*Directions for this task:* Filter the entries below, keeping only lines with the word "following".

*Exercise inputs:*
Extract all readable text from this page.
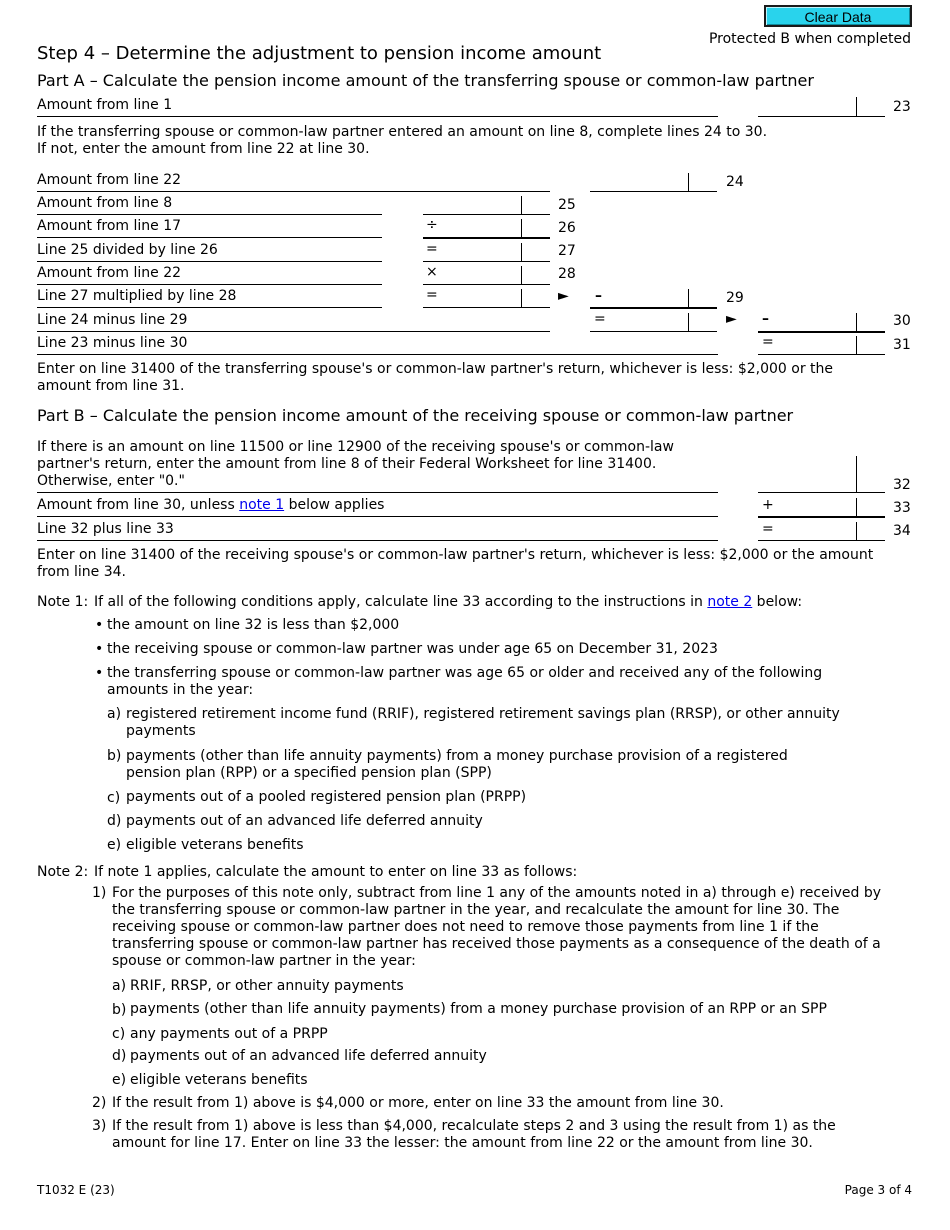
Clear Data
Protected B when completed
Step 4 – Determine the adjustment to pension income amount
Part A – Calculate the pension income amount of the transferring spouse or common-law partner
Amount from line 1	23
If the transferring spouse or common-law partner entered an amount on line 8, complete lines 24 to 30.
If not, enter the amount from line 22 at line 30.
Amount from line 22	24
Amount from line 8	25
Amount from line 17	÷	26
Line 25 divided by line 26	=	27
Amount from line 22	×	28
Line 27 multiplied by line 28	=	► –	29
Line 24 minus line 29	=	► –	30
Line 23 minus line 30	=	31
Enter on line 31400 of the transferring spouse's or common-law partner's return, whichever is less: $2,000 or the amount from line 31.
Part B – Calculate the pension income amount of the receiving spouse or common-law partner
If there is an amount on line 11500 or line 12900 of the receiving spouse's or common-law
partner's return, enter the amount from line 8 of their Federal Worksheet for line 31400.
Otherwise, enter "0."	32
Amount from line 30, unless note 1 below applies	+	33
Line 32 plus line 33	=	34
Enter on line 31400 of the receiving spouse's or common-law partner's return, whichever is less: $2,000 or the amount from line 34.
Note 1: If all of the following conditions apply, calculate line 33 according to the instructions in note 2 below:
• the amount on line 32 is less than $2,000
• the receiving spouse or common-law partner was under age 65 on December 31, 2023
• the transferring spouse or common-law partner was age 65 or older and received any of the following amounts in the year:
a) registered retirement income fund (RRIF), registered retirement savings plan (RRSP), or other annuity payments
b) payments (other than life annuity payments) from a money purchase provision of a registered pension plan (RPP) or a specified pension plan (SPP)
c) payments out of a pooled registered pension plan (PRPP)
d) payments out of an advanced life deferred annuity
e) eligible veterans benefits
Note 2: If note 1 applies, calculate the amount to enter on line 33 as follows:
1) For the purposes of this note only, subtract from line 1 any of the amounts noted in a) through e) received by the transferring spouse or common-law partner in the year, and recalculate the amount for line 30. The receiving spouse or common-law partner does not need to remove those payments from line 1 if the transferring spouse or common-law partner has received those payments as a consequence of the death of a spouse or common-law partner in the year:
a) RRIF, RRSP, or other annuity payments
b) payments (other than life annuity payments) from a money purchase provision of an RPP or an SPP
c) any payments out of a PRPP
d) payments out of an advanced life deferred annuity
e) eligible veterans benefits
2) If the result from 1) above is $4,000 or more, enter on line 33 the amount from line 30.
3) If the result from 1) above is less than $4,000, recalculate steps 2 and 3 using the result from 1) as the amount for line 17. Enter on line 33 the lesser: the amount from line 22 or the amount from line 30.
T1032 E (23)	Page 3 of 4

==

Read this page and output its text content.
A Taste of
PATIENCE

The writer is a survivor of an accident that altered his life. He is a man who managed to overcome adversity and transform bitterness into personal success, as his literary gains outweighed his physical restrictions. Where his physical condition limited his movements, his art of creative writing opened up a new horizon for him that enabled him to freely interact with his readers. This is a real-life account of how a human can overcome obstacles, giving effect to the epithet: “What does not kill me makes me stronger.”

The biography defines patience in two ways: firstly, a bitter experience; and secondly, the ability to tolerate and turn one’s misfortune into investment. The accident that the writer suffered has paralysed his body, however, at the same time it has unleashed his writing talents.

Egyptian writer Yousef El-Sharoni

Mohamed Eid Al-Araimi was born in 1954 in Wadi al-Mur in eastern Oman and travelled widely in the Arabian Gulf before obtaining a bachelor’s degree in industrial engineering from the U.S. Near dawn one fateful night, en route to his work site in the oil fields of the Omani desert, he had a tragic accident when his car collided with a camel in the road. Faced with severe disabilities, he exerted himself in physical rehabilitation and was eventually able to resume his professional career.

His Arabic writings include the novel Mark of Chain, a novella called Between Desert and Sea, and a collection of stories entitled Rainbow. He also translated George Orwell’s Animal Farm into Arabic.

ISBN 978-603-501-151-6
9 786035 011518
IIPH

*Task response:*
Note 1: If all of the following conditions apply, calculate line 33 according to the instructions in note 2 below:
• the transferring spouse or common-law partner was age 65 or older and received any of the following amounts in the year:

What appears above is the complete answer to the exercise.